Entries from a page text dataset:
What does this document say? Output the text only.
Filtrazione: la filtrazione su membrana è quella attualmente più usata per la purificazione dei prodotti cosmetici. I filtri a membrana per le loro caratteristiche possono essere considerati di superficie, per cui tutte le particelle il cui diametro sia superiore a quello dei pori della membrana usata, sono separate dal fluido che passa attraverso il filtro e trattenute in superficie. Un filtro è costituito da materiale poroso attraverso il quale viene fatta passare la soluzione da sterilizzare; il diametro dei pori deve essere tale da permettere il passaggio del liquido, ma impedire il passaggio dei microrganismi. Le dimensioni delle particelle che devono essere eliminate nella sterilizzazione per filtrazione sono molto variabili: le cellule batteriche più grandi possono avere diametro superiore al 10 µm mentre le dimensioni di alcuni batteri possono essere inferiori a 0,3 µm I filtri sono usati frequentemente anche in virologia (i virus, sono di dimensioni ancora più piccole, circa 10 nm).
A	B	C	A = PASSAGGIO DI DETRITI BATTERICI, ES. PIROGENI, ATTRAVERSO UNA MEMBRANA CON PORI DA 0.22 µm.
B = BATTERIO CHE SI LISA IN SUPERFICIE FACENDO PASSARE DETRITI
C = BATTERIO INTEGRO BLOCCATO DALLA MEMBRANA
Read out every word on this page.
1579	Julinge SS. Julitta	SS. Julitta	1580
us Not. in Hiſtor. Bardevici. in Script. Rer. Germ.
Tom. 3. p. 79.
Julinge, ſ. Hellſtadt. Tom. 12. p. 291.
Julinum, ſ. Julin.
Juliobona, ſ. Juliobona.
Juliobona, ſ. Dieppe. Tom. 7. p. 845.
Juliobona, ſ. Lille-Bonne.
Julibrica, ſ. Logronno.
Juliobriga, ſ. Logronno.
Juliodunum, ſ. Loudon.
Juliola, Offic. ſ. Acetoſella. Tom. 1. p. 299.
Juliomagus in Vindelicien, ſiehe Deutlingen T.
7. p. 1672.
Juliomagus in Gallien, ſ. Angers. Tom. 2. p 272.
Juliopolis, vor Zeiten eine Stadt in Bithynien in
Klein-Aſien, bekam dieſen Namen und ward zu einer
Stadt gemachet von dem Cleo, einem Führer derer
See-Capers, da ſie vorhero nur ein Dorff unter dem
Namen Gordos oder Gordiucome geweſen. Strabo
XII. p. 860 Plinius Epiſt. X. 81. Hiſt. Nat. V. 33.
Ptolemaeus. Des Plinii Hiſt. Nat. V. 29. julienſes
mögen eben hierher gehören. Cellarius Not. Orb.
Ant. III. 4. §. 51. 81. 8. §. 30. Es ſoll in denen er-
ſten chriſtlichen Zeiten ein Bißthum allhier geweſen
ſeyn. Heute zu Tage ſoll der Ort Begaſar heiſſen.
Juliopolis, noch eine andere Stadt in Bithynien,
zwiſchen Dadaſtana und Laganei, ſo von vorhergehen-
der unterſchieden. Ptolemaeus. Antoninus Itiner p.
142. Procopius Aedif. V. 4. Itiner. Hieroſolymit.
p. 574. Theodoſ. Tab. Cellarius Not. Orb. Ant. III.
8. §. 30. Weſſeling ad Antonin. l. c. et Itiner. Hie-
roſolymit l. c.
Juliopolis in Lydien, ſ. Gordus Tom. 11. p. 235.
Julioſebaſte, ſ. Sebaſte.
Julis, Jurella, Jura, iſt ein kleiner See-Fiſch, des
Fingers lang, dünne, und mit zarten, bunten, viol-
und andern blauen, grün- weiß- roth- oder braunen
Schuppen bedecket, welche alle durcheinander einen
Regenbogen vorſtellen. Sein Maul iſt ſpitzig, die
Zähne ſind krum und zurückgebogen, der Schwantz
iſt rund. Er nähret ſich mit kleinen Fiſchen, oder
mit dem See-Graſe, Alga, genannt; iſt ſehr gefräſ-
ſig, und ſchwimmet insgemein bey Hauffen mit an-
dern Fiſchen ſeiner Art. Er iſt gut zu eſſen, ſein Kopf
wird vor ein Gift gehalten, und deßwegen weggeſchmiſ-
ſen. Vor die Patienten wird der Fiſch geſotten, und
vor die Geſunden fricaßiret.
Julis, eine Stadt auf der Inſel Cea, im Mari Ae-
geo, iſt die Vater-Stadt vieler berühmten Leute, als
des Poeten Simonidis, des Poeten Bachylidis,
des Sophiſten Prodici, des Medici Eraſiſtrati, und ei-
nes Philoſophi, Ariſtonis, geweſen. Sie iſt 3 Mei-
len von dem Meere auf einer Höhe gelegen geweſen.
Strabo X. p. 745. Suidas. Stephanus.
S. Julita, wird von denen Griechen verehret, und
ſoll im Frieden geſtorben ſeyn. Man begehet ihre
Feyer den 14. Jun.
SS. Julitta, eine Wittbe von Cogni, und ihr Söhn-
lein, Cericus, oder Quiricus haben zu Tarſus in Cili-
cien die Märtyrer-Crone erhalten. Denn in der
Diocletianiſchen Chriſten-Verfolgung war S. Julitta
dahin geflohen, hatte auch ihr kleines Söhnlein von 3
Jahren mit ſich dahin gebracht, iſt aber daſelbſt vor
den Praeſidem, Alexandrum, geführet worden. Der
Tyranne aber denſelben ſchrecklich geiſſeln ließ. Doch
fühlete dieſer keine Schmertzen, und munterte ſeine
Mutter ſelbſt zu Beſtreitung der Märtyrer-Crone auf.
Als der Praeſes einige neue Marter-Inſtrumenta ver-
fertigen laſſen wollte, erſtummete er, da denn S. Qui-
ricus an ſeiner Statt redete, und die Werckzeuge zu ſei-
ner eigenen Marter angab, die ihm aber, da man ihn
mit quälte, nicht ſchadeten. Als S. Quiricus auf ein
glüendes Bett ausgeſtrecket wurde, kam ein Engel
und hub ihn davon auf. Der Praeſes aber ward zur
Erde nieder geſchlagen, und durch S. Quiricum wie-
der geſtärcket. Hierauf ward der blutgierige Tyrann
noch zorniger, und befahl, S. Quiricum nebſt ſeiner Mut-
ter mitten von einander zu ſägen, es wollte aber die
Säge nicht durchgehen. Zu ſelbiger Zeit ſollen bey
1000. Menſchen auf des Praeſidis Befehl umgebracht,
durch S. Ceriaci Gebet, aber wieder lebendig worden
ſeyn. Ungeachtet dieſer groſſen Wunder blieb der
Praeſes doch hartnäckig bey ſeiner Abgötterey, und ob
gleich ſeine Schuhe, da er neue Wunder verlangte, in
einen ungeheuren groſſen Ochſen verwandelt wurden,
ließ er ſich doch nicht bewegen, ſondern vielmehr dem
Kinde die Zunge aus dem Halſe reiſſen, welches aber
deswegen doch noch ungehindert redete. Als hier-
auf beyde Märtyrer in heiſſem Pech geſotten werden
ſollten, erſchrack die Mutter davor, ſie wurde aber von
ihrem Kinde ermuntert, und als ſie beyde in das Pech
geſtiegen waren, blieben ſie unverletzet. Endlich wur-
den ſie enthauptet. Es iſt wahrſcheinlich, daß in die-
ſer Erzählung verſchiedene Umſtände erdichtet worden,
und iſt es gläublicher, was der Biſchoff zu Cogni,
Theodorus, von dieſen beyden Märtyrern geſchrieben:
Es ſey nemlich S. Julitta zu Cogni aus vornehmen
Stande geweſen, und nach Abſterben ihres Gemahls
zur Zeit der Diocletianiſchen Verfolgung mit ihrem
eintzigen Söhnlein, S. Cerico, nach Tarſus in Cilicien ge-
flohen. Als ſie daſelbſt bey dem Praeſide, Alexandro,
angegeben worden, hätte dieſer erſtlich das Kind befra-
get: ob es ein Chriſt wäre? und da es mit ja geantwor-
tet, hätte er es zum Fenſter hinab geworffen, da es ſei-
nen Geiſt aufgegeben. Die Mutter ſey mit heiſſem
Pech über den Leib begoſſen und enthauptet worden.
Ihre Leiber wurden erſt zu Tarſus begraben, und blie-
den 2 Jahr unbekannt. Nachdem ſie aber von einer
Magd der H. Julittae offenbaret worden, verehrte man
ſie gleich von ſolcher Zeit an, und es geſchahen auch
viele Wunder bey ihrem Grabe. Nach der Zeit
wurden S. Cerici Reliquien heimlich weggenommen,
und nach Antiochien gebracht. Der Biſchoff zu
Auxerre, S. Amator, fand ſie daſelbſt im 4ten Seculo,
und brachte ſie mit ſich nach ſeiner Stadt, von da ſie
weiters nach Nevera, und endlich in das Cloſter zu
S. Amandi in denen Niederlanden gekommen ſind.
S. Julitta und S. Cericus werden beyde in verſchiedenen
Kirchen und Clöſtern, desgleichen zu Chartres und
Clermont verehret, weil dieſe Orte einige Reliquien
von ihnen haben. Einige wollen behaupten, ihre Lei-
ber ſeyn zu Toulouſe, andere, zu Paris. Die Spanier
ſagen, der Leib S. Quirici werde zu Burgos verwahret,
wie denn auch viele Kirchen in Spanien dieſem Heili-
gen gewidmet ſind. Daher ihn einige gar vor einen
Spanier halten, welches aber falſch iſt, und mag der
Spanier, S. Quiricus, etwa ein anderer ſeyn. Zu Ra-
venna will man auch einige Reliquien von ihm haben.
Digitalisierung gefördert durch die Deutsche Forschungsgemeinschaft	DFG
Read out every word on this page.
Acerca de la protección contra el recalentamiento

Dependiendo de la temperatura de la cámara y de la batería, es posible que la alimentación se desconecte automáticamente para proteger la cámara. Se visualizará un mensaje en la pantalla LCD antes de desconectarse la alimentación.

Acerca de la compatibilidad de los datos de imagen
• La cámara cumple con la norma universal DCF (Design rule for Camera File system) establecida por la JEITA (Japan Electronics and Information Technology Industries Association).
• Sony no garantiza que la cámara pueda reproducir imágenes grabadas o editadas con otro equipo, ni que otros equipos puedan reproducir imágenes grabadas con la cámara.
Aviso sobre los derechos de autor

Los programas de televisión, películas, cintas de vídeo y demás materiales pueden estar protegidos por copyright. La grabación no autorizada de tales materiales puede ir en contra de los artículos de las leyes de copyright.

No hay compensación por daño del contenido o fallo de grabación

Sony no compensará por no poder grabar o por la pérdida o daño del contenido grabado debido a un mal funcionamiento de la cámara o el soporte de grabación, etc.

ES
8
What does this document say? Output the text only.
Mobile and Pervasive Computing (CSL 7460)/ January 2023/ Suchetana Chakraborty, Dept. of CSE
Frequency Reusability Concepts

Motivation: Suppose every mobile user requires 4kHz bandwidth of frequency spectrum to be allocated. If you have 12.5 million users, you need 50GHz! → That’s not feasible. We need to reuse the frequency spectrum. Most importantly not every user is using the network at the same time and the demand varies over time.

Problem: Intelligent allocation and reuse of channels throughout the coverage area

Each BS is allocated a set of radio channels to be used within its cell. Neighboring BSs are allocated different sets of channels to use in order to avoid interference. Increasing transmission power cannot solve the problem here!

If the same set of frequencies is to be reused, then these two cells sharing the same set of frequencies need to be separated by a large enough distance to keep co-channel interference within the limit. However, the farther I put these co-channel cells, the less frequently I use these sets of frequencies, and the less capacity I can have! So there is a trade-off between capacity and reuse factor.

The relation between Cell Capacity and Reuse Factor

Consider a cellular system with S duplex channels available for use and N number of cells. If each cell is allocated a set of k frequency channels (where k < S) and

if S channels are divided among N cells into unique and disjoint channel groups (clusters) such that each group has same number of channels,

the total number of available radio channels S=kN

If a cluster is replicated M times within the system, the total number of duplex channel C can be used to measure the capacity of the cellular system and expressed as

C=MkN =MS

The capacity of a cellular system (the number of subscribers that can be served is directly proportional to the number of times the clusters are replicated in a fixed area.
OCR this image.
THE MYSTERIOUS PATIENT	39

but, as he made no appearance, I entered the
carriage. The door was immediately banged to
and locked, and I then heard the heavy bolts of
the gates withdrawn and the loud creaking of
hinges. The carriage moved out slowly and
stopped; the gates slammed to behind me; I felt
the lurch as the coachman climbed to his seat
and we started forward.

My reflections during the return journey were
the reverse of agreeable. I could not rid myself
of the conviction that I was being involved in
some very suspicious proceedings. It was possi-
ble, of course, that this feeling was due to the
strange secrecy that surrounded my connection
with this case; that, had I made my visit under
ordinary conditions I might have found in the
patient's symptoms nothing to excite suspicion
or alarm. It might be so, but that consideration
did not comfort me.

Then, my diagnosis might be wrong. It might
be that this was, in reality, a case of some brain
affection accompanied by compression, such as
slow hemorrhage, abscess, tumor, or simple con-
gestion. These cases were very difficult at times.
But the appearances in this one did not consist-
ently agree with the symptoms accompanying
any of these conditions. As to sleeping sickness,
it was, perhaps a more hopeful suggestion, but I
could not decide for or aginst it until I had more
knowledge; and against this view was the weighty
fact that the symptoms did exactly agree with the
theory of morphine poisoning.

#### [Problem]
In the data above, count the lines where the word "Julis" appears; reply with the number only.

#### [Reply to the exercise]
2